GIVEN TASK 1
Please arrange the lines of the listing below as a JSON list of strings, one string per line with blank lines left out, from the line with "Text: 40 мм" up to and including the line with "Text: R25+5: R25+5 xyxy=(263,213,283,235)".

EXCERPTED TEXT
####

With the publication of the first Strangers In Paradise mini-series, Terry Moore became one of the most widely praised cartoonists in alternative comics. By almost all accounts his quirky book about the love triangle of two Texas women and the naive, perhaps overly sensitive man should never have stood a chance in the still superhero dominated comics market of the mid 1990s.

Some very prominent comics readers -- creators Dave Sim, Neil Gaiman, and Jeff Smith, among others disagreed. They argued that the love triangle was exactly what readers wanted in the superhero saturated market. As the 1990s start to draw to a close it appears that those early supporters were right. Moore's Strangers In Paradise has maintained a strong enough cult audience to catch the eye of Image Comics partner Jim Lee who began publishing the book under his new Homage imprint this past October.

####

DATASET
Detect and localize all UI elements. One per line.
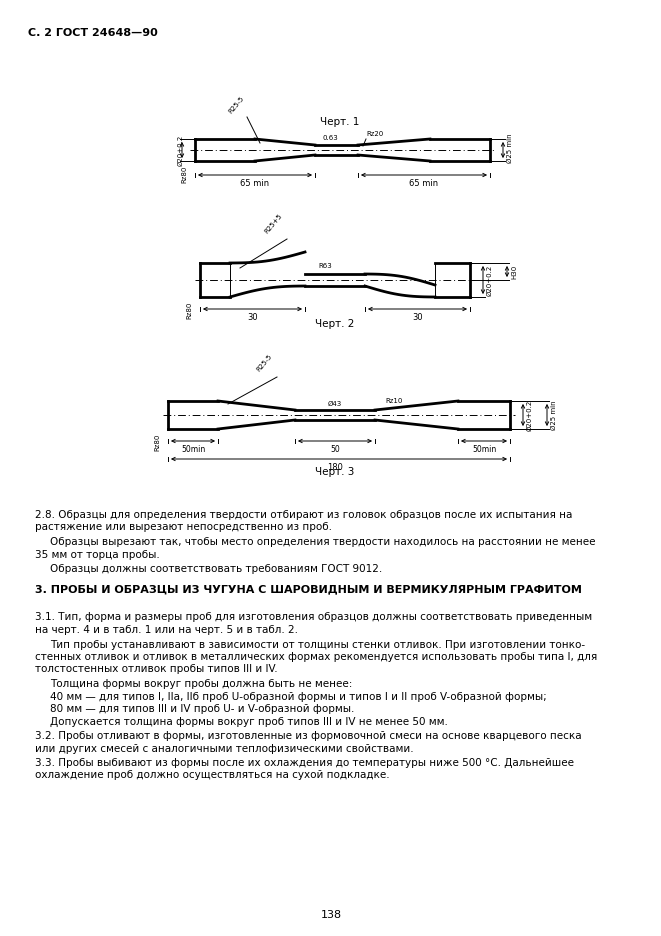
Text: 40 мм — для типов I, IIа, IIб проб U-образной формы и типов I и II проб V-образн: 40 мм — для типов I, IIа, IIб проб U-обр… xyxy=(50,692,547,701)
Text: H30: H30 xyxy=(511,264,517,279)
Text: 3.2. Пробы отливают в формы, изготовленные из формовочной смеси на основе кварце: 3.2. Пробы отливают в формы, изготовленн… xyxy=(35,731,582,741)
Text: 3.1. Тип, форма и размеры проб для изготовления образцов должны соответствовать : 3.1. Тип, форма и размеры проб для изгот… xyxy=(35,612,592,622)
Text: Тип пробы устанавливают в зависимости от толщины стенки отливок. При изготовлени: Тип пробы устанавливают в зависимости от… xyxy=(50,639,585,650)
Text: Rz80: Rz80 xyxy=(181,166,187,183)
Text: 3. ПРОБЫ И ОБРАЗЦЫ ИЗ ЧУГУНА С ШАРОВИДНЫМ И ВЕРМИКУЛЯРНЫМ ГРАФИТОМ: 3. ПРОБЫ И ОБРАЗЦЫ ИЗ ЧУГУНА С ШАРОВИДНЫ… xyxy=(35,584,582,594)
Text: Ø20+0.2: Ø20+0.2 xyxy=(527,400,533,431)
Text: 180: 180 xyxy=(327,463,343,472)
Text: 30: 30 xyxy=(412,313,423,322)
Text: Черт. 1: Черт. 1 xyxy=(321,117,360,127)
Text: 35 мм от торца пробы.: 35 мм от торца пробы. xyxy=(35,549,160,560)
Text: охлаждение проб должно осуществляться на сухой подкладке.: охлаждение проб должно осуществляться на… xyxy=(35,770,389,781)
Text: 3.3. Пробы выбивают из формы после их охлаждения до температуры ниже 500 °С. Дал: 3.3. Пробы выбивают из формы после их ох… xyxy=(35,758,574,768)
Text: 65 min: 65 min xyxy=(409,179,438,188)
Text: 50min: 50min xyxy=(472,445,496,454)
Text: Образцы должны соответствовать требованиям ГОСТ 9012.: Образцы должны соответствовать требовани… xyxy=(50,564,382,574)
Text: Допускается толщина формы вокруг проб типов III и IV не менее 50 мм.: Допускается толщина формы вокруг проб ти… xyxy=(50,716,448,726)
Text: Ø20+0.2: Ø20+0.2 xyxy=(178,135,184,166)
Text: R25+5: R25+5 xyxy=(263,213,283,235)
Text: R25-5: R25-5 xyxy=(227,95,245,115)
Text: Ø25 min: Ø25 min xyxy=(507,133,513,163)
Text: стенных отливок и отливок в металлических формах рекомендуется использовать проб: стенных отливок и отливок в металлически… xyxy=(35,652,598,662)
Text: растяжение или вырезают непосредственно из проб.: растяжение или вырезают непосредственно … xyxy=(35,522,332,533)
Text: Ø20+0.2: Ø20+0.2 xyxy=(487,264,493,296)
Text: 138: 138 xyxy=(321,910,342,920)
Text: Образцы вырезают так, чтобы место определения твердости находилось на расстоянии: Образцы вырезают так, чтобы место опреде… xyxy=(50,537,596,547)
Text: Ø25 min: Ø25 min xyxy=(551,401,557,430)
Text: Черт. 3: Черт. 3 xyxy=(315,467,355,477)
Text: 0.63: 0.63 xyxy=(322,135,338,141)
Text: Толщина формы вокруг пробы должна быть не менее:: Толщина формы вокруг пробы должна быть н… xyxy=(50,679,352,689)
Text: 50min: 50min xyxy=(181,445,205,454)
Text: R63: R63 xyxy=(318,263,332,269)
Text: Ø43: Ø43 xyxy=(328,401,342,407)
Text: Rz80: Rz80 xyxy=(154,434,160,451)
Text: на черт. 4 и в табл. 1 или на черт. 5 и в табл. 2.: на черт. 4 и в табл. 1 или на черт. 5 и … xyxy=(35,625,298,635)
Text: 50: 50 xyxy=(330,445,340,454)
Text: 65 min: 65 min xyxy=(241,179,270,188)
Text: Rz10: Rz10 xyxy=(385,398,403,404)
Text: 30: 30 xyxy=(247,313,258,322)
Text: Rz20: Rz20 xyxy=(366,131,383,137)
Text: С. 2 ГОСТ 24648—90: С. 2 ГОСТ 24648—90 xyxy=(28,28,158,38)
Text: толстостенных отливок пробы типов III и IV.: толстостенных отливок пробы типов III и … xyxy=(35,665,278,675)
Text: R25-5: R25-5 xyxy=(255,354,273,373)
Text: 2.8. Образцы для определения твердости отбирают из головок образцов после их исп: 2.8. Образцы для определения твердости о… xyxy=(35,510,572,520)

####

GIVEN TASK 2
From the excerpt about Strangers In Paradise above, copy the words from "With the publication" up to and including "the mid 1990s.".

TASK RESPONSE 1
[
  "Text: 40 мм — для типов I, IIа, IIб проб U-образной формы и типов I и II проб V-образн: 40 мм — для типов I, IIа, IIб проб U-обр… xyxy=(50,692,547,701)",
  "Text: H30: H30 xyxy=(511,264,517,279)",
  "Text: 3.2. Пробы отливают в формы, изготовленные из формовочной смеси на основе кварце: 3.2. Пробы отливают в формы, изготовленн… xyxy=(35,731,582,741)",
  "Text: 3.1. Тип, форма и размеры проб для изготовления образцов должны соответствовать : 3.1. Тип, форма и размеры проб для изгот… xyxy=(35,612,592,622)",
  "Text: Тип пробы устанавливают в зависимости от толщины стенки отливок. При изготовлени: Тип пробы устанавливают в зависимости от… xyxy=(50,639,585,650)",
  "Text: Rz80: Rz80 xyxy=(181,166,187,183)",
  "Text: 3. ПРОБЫ И ОБРАЗЦЫ ИЗ ЧУГУНА С ШАРОВИДНЫМ И ВЕРМИКУЛЯРНЫМ ГРАФИТОМ: 3. ПРОБЫ И ОБРАЗЦЫ ИЗ ЧУГУНА С ШАРОВИДНЫ… xyxy=(35,584,582,594)",
  "Text: Ø20+0.2: Ø20+0.2 xyxy=(527,400,533,431)",
  "Text: 180: 180 xyxy=(327,463,343,472)",
  "Text: 30: 30 xyxy=(412,313,423,322)",
  "Text: Черт. 1: Черт. 1 xyxy=(321,117,360,127)",
  "Text: 35 мм от торца пробы.: 35 мм от торца пробы. xyxy=(35,549,160,560)",
  "Text: охлаждение проб должно осуществляться на сухой подкладке.: охлаждение проб должно осуществляться на… xyxy=(35,770,389,781)",
  "Text: 3.3. Пробы выбивают из формы после их охлаждения до температуры ниже 500 °С. Дал: 3.3. Пробы выбивают из формы после их ох… xyxy=(35,758,574,768)",
  "Text: 65 min: 65 min xyxy=(409,179,438,188)",
  "Text: 50min: 50min xyxy=(472,445,496,454)",
  "Text: Образцы должны соответствовать требованиям ГОСТ 9012.: Образцы должны соответствовать требовани… xyxy=(50,564,382,574)",
  "Text: Допускается толщина формы вокруг проб типов III и IV не менее 50 мм.: Допускается толщина формы вокруг проб ти… xyxy=(50,716,448,726)",
  "Text: Ø20+0.2: Ø20+0.2 xyxy=(178,135,184,166)",
  "Text: R25+5: R25+5 xyxy=(263,213,283,235)"
]

TASK RESPONSE 2
With the publication of the first Strangers In Paradise mini-series, Terry Moore became one of the most widely praised cartoonists in alternative comics. By almost all accounts his quirky book about the love triangle of two Texas women and the naive, perhaps overly sensitive man should never have stood a chance in the still superhero dominated comics market of the mid 1990s.